— Begin DATA SHOWN —

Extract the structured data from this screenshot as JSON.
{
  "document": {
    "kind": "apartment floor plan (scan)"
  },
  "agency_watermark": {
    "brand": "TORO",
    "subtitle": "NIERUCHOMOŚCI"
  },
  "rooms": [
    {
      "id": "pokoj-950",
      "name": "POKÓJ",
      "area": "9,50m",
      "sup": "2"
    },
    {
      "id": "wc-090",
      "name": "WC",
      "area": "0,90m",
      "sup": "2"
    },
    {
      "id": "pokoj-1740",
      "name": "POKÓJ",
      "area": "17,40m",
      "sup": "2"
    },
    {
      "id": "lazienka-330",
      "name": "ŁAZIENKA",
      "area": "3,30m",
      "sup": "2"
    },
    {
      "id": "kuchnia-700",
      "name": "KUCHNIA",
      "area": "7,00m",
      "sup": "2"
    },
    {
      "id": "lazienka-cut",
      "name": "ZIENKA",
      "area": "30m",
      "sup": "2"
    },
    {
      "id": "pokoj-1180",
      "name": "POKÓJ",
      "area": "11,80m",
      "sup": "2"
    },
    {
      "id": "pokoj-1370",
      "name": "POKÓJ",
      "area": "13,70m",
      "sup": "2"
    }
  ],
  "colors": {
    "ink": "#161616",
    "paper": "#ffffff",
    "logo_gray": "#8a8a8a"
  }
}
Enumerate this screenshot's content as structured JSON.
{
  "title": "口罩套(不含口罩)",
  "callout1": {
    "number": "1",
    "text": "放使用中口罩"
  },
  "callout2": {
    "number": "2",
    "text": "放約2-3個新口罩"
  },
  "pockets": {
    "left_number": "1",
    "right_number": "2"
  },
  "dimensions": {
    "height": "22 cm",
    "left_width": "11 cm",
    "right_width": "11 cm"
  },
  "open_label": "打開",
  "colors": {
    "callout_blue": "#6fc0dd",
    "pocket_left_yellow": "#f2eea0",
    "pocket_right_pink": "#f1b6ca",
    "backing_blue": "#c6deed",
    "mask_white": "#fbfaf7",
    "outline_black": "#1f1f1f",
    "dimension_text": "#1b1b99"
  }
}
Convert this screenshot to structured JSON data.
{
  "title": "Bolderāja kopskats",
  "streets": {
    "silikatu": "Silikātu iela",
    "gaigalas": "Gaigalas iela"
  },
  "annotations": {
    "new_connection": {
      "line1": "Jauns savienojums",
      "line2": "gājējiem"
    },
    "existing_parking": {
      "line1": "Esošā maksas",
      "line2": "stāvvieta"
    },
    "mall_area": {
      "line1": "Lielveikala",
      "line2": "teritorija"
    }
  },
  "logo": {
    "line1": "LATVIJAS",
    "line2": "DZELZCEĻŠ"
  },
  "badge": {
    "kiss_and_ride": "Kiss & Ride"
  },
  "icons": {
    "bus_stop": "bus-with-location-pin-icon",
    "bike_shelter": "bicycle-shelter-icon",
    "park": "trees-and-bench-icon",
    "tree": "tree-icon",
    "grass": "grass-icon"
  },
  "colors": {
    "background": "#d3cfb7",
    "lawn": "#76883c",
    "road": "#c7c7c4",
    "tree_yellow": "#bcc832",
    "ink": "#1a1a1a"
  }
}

— End DATA SHOWN —

- [OBJECTIVE]: Exactly reproduce all of the entries above.

- [WORKED SOLUTION]:
Extract the structured data from this screenshot as JSON.
{
  "document": {
    "kind": "apartment floor plan (scan)"
  },
  "agency_watermark": {
    "brand": "TORO",
    "subtitle": "NIERUCHOMOŚCI"
  },
  "rooms": [
    {
      "id": "pokoj-950",
      "name": "POKÓJ",
      "area": "9,50m",
      "sup": "2"
    },
    {
      "id": "wc-090",
      "name": "WC",
      "area": "0,90m",
      "sup": "2"
    },
    {
      "id": "pokoj-1740",
      "name": "POKÓJ",
      "area": "17,40m",
      "sup": "2"
    },
    {
      "id": "lazienka-330",
      "name": "ŁAZIENKA",
      "area": "3,30m",
      "sup": "2"
    },
    {
      "id": "kuchnia-700",
      "name": "KUCHNIA",
      "area": "7,00m",
      "sup": "2"
    },
    {
      "id": "lazienka-cut",
      "name": "ZIENKA",
      "area": "30m",
      "sup": "2"
    },
    {
      "id": "pokoj-1180",
      "name": "POKÓJ",
      "area": "11,80m",
      "sup": "2"
    },
    {
      "id": "pokoj-1370",
      "name": "POKÓJ",
      "area": "13,70m",
      "sup": "2"
    }
  ],
  "colors": {
    "ink": "#161616",
    "paper": "#ffffff",
    "logo_gray": "#8a8a8a"
  }
}
Enumerate this screenshot's content as structured JSON.
{
  "title": "口罩套(不含口罩)",
  "callout1": {
    "number": "1",
    "text": "放使用中口罩"
  },
  "callout2": {
    "number": "2",
    "text": "放約2-3個新口罩"
  },
  "pockets": {
    "left_number": "1",
    "right_number": "2"
  },
  "dimensions": {
    "height": "22 cm",
    "left_width": "11 cm",
    "right_width": "11 cm"
  },
  "open_label": "打開",
  "colors": {
    "callout_blue": "#6fc0dd",
    "pocket_left_yellow": "#f2eea0",
    "pocket_right_pink": "#f1b6ca",
    "backing_blue": "#c6deed",
    "mask_white": "#fbfaf7",
    "outline_black": "#1f1f1f",
    "dimension_text": "#1b1b99"
  }
}
Convert this screenshot to structured JSON data.
{
  "title": "Bolderāja kopskats",
  "streets": {
    "silikatu": "Silikātu iela",
    "gaigalas": "Gaigalas iela"
  },
  "annotations": {
    "new_connection": {
      "line1": "Jauns savienojums",
      "line2": "gājējiem"
    },
    "existing_parking": {
      "line1": "Esošā maksas",
      "line2": "stāvvieta"
    },
    "mall_area": {
      "line1": "Lielveikala",
      "line2": "teritorija"
    }
  },
  "logo": {
    "line1": "LATVIJAS",
    "line2": "DZELZCEĻŠ"
  },
  "badge": {
    "kiss_and_ride": "Kiss & Ride"
  },
  "icons": {
    "bus_stop": "bus-with-location-pin-icon",
    "bike_shelter": "bicycle-shelter-icon",
    "park": "trees-and-bench-icon",
    "tree": "tree-icon",
    "grass": "grass-icon"
  },
  "colors": {
    "background": "#d3cfb7",
    "lawn": "#76883c",
    "road": "#c7c7c4",
    "tree_yellow": "#bcc832",
    "ink": "#1a1a1a"
  }
}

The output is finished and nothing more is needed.